» PROMPT
Which lines hold the word "this"? Copy each one.

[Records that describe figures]
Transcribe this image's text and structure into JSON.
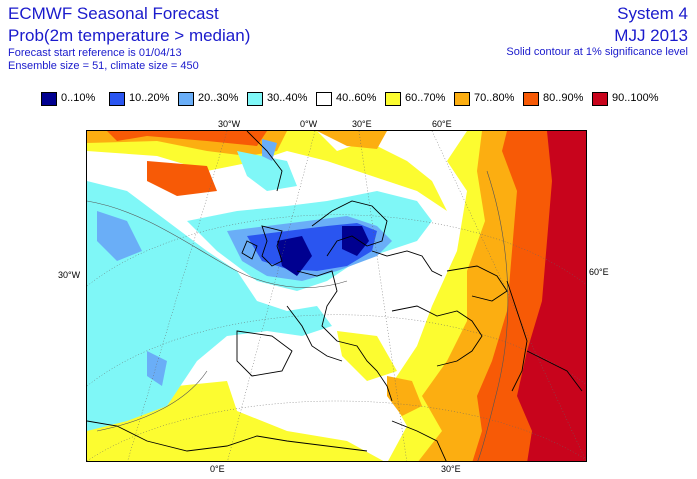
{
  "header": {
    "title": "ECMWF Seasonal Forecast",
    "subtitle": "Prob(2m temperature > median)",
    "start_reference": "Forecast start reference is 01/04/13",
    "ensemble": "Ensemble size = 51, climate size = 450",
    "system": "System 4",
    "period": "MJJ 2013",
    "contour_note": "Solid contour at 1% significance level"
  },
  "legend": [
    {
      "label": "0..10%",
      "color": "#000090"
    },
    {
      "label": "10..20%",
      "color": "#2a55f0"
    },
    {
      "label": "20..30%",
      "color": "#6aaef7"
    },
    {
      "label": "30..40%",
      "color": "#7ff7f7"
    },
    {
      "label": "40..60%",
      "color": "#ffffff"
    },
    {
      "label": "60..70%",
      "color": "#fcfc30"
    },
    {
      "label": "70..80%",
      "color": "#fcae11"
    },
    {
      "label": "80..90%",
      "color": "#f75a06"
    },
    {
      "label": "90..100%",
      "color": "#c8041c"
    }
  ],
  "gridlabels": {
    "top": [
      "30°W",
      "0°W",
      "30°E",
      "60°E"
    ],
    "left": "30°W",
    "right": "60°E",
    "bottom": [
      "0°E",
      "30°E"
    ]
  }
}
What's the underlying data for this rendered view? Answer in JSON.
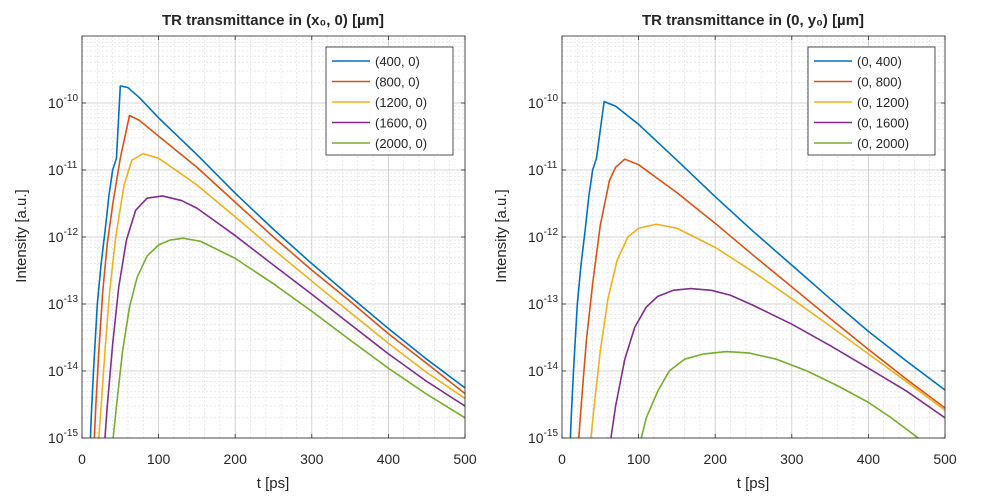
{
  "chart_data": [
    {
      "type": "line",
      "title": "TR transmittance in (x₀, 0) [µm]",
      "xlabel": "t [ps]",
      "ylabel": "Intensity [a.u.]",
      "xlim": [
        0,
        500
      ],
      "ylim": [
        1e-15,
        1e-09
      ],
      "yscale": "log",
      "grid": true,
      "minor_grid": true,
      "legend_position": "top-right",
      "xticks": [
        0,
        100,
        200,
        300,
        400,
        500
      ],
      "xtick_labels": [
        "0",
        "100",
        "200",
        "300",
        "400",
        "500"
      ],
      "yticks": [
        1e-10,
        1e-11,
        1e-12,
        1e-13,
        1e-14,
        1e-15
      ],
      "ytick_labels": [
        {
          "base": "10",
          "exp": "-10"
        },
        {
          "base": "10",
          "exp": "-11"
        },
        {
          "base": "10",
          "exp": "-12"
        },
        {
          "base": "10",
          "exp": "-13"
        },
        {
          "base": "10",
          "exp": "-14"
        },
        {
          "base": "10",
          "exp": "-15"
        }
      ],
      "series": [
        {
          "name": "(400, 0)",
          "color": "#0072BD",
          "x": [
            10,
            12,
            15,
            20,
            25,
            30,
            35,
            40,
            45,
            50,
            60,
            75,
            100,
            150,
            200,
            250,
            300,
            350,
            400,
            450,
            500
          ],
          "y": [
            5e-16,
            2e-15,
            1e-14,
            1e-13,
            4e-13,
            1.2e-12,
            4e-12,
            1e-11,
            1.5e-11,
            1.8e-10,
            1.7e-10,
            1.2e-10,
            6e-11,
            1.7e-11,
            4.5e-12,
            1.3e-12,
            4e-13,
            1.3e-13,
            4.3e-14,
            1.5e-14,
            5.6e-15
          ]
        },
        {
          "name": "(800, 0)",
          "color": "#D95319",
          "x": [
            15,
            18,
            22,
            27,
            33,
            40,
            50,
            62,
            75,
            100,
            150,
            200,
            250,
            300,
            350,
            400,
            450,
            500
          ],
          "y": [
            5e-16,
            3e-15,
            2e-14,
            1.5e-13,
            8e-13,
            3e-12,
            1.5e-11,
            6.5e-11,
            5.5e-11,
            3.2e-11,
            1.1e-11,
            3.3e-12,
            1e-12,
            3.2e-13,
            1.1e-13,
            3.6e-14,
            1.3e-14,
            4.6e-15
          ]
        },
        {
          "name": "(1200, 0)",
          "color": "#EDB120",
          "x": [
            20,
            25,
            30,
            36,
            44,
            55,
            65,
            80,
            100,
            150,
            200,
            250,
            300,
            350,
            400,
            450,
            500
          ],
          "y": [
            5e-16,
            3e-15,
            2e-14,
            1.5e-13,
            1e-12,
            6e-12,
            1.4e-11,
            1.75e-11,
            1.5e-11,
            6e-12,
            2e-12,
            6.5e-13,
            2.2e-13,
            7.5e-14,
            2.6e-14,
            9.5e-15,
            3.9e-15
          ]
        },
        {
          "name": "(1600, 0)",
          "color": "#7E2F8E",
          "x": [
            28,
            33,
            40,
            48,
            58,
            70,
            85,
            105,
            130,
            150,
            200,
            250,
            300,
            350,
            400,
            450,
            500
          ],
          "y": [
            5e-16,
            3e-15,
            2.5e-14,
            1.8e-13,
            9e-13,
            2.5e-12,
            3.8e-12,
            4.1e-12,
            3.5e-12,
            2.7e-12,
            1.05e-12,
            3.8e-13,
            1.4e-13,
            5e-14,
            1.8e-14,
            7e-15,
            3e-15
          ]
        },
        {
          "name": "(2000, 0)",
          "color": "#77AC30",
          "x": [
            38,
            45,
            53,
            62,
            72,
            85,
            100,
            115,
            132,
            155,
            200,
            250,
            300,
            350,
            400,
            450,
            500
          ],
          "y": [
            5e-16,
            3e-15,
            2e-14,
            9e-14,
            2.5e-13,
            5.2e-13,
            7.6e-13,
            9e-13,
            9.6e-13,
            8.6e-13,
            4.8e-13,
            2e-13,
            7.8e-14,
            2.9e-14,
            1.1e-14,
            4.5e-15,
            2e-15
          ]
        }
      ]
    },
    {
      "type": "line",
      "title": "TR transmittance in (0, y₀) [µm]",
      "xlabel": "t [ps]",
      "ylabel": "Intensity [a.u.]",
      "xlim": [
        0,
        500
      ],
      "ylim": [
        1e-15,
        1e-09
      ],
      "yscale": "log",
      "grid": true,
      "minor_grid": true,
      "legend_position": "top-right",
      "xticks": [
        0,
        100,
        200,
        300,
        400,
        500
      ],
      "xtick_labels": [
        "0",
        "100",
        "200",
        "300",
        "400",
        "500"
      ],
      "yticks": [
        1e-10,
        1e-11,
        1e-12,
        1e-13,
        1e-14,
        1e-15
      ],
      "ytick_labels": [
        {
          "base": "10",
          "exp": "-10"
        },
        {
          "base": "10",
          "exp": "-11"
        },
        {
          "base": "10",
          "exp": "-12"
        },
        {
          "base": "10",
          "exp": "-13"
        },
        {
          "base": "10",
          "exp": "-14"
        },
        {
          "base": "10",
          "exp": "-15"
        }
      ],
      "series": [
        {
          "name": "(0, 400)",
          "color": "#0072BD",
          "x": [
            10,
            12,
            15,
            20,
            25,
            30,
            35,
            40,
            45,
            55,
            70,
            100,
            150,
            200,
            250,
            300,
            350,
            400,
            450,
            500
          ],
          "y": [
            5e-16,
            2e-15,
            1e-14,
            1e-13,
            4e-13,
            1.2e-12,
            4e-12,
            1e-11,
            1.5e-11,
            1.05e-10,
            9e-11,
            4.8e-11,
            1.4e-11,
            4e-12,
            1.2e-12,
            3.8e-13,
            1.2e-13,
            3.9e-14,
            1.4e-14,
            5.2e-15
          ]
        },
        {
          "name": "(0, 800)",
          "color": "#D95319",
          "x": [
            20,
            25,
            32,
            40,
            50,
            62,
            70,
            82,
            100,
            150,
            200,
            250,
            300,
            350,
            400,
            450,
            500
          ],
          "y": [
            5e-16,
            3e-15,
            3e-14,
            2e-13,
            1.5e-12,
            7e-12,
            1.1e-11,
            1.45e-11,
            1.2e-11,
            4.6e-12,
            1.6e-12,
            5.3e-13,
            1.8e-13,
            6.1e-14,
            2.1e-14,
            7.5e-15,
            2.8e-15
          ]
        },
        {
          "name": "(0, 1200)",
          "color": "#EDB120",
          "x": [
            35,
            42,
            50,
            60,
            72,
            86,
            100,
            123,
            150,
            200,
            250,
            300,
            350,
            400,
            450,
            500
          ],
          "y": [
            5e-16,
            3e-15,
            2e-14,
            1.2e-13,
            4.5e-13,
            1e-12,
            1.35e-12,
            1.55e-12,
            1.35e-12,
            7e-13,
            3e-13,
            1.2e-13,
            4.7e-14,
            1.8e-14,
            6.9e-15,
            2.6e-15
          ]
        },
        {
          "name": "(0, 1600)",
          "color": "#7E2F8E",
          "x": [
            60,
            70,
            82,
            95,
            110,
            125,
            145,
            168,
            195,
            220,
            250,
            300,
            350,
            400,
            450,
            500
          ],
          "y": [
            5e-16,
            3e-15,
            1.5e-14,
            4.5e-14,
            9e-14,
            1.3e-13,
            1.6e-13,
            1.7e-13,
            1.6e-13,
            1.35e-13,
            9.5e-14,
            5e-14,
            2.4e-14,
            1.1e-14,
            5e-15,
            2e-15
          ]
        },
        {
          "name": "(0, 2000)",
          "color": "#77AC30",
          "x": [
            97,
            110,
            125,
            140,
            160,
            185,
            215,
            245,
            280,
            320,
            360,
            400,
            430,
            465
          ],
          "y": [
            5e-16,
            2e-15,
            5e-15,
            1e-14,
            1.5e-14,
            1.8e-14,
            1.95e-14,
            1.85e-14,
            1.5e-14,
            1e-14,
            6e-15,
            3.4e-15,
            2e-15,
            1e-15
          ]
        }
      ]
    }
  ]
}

» SOLUTION TO THE EXERCISE
Transcribe this image's text and structure into JSON.
What's the underlying data for this rendered view? Answer in JSON.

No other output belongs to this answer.